→ **Required work**
Pictures do not belong in the copy; quote every entry below exactly.

→ **Figure dataset records**
*****

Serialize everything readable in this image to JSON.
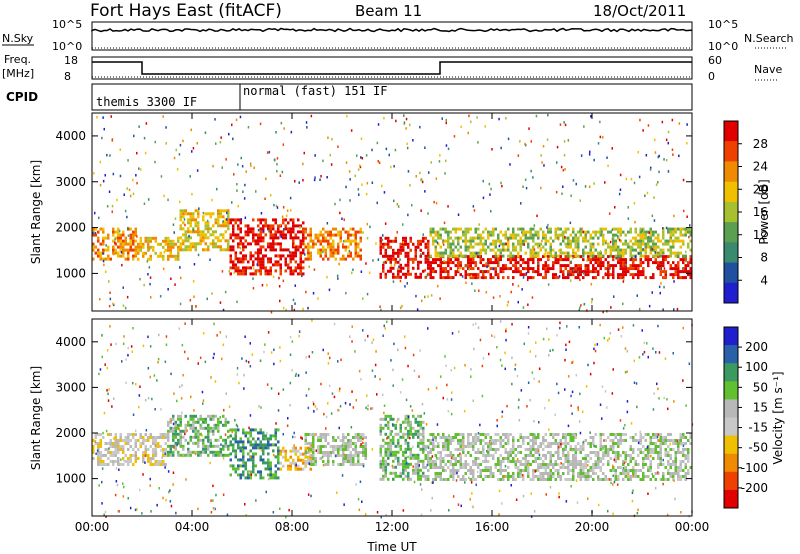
{
  "header": {
    "station": "Fort Hays East (fitACF)",
    "beam": "Beam 11",
    "date": "18/Oct/2011"
  },
  "strips": {
    "nsky_label": "N.Sky",
    "nsky_top": "10^5",
    "nsky_bot": "10^0",
    "nsearch_label": "N.Search",
    "nsearch_top": "10^5",
    "nsearch_bot": "10^0",
    "freq_label": "Freq.",
    "freq_unit": "[MHz]",
    "freq_top": "18",
    "freq_bot": "8",
    "nave_label": "Nave",
    "nave_top": "60",
    "nave_bot": "0",
    "cpid_label": "CPID",
    "cpid_1": "themis 3300 IF",
    "cpid_2": "normal (fast) 151 IF"
  },
  "colors": {
    "power": [
      "#1f1fd0",
      "#2050a0",
      "#3a8a70",
      "#5aa050",
      "#a8c030",
      "#f0c000",
      "#f08a00",
      "#f04000",
      "#e00000"
    ],
    "velocity": [
      "#e00000",
      "#f04000",
      "#f08a00",
      "#f0c000",
      "#c8c8c8",
      "#b8b8b8",
      "#60c030",
      "#3a9a60",
      "#2a60a8",
      "#1f1fd0"
    ]
  },
  "chart_data": [
    {
      "type": "heatmap",
      "name": "power",
      "ylabel": "Slant Range [km]",
      "xlabel": "",
      "x_ticks": [
        "00:00",
        "04:00",
        "08:00",
        "12:00",
        "16:00",
        "20:00",
        "00:00"
      ],
      "y_ticks": [
        "1000",
        "2000",
        "3000",
        "4000"
      ],
      "ylim": [
        180,
        4500
      ],
      "xlim_hours": [
        0,
        24
      ],
      "colorbar_label": "Power [dB]",
      "colorbar_ticks": [
        "28",
        "24",
        "20",
        "16",
        "12",
        "8",
        "4"
      ],
      "echo_regions": [
        {
          "t0": 0.0,
          "t1": 1.8,
          "r0": 1300,
          "r1": 2000,
          "level": 6
        },
        {
          "t0": 1.8,
          "t1": 3.5,
          "r0": 1300,
          "r1": 1800,
          "level": 5
        },
        {
          "t0": 3.5,
          "t1": 5.5,
          "r0": 1500,
          "r1": 2400,
          "level": 5
        },
        {
          "t0": 5.5,
          "t1": 8.5,
          "r0": 1000,
          "r1": 2200,
          "level": 8
        },
        {
          "t0": 8.5,
          "t1": 10.8,
          "r0": 1300,
          "r1": 2000,
          "level": 6
        },
        {
          "t0": 11.5,
          "t1": 13.5,
          "r0": 900,
          "r1": 1800,
          "level": 8
        },
        {
          "t0": 13.5,
          "t1": 24.0,
          "r0": 900,
          "r1": 1400,
          "level": 8
        },
        {
          "t0": 13.5,
          "t1": 24.0,
          "r0": 1400,
          "r1": 2000,
          "level": 4
        }
      ]
    },
    {
      "type": "heatmap",
      "name": "velocity",
      "ylabel": "Slant Range [km]",
      "xlabel": "Time UT",
      "x_ticks": [
        "00:00",
        "04:00",
        "08:00",
        "12:00",
        "16:00",
        "20:00",
        "00:00"
      ],
      "y_ticks": [
        "1000",
        "2000",
        "3000",
        "4000"
      ],
      "ylim": [
        180,
        4500
      ],
      "xlim_hours": [
        0,
        24
      ],
      "colorbar_label": "Velocity [m s⁻¹]",
      "colorbar_ticks": [
        "200",
        "100",
        "50",
        "15",
        "-15",
        "-50",
        "-100",
        "-200"
      ],
      "echo_regions": [
        {
          "t0": 0.0,
          "t1": 3.0,
          "r0": 1300,
          "r1": 2000,
          "level": 4
        },
        {
          "t0": 3.0,
          "t1": 5.5,
          "r0": 1500,
          "r1": 2400,
          "level": 6
        },
        {
          "t0": 5.5,
          "t1": 7.5,
          "r0": 1000,
          "r1": 2100,
          "level": 7
        },
        {
          "t0": 7.5,
          "t1": 8.8,
          "r0": 1200,
          "r1": 1700,
          "level": 3
        },
        {
          "t0": 8.5,
          "t1": 11.0,
          "r0": 1300,
          "r1": 2000,
          "level": 5
        },
        {
          "t0": 11.5,
          "t1": 13.3,
          "r0": 1000,
          "r1": 2400,
          "level": 6
        },
        {
          "t0": 13.3,
          "t1": 24.0,
          "r0": 1000,
          "r1": 2000,
          "level": 5
        }
      ]
    }
  ]
}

*****

→ **Exercise output**
Serialize everything readable in this image to JSON.
{
  "header": {
    "station": "Fort Hays East (fitACF)",
    "beam": "Beam 11",
    "date": "18/Oct/2011"
  },
  "strips": {
    "nsky_label": "N.Sky",
    "nsky_top": "10^5",
    "nsky_bot": "10^0",
    "nsearch_label": "N.Search",
    "nsearch_top": "10^5",
    "nsearch_bot": "10^0",
    "freq_label": "Freq.",
    "freq_unit": "[MHz]",
    "freq_top": "18",
    "freq_bot": "8",
    "nave_label": "Nave",
    "nave_top": "60",
    "nave_bot": "0",
    "cpid_label": "CPID",
    "cpid_1": "themis 3300 IF",
    "cpid_2": "normal (fast) 151 IF"
  },
  "colors": {
    "power": [
      "#1f1fd0",
      "#2050a0",
      "#3a8a70",
      "#5aa050",
      "#a8c030",
      "#f0c000",
      "#f08a00",
      "#f04000",
      "#e00000"
    ],
    "velocity": [
      "#e00000",
      "#f04000",
      "#f08a00",
      "#f0c000",
      "#c8c8c8",
      "#b8b8b8",
      "#60c030",
      "#3a9a60",
      "#2a60a8",
      "#1f1fd0"
    ]
  },
  "chart_data": [
    {
      "type": "heatmap",
      "name": "power",
      "ylabel": "Slant Range [km]",
      "xlabel": "",
      "x_ticks": [
        "00:00",
        "04:00",
        "08:00",
        "12:00",
        "16:00",
        "20:00",
        "00:00"
      ],
      "y_ticks": [
        "1000",
        "2000",
        "3000",
        "4000"
      ],
      "ylim": [
        180,
        4500
      ],
      "xlim_hours": [
        0,
        24
      ],
      "colorbar_label": "Power [dB]",
      "colorbar_ticks": [
        "28",
        "24",
        "20",
        "16",
        "12",
        "8",
        "4"
      ],
      "echo_regions": [
        {
          "t0": 0.0,
          "t1": 1.8,
          "r0": 1300,
          "r1": 2000,
          "level": 6
        },
        {
          "t0": 1.8,
          "t1": 3.5,
          "r0": 1300,
          "r1": 1800,
          "level": 5
        },
        {
          "t0": 3.5,
          "t1": 5.5,
          "r0": 1500,
          "r1": 2400,
          "level": 5
        },
        {
          "t0": 5.5,
          "t1": 8.5,
          "r0": 1000,
          "r1": 2200,
          "level": 8
        },
        {
          "t0": 8.5,
          "t1": 10.8,
          "r0": 1300,
          "r1": 2000,
          "level": 6
        },
        {
          "t0": 11.5,
          "t1": 13.5,
          "r0": 900,
          "r1": 1800,
          "level": 8
        },
        {
          "t0": 13.5,
          "t1": 24.0,
          "r0": 900,
          "r1": 1400,
          "level": 8
        },
        {
          "t0": 13.5,
          "t1": 24.0,
          "r0": 1400,
          "r1": 2000,
          "level": 4
        }
      ]
    },
    {
      "type": "heatmap",
      "name": "velocity",
      "ylabel": "Slant Range [km]",
      "xlabel": "Time UT",
      "x_ticks": [
        "00:00",
        "04:00",
        "08:00",
        "12:00",
        "16:00",
        "20:00",
        "00:00"
      ],
      "y_ticks": [
        "1000",
        "2000",
        "3000",
        "4000"
      ],
      "ylim": [
        180,
        4500
      ],
      "xlim_hours": [
        0,
        24
      ],
      "colorbar_label": "Velocity [m s⁻¹]",
      "colorbar_ticks": [
        "200",
        "100",
        "50",
        "15",
        "-15",
        "-50",
        "-100",
        "-200"
      ],
      "echo_regions": [
        {
          "t0": 0.0,
          "t1": 3.0,
          "r0": 1300,
          "r1": 2000,
          "level": 4
        },
        {
          "t0": 3.0,
          "t1": 5.5,
          "r0": 1500,
          "r1": 2400,
          "level": 6
        },
        {
          "t0": 5.5,
          "t1": 7.5,
          "r0": 1000,
          "r1": 2100,
          "level": 7
        },
        {
          "t0": 7.5,
          "t1": 8.8,
          "r0": 1200,
          "r1": 1700,
          "level": 3
        },
        {
          "t0": 8.5,
          "t1": 11.0,
          "r0": 1300,
          "r1": 2000,
          "level": 5
        },
        {
          "t0": 11.5,
          "t1": 13.3,
          "r0": 1000,
          "r1": 2400,
          "level": 6
        },
        {
          "t0": 13.3,
          "t1": 24.0,
          "r0": 1000,
          "r1": 2000,
          "level": 5
        }
      ]
    }
  ]
}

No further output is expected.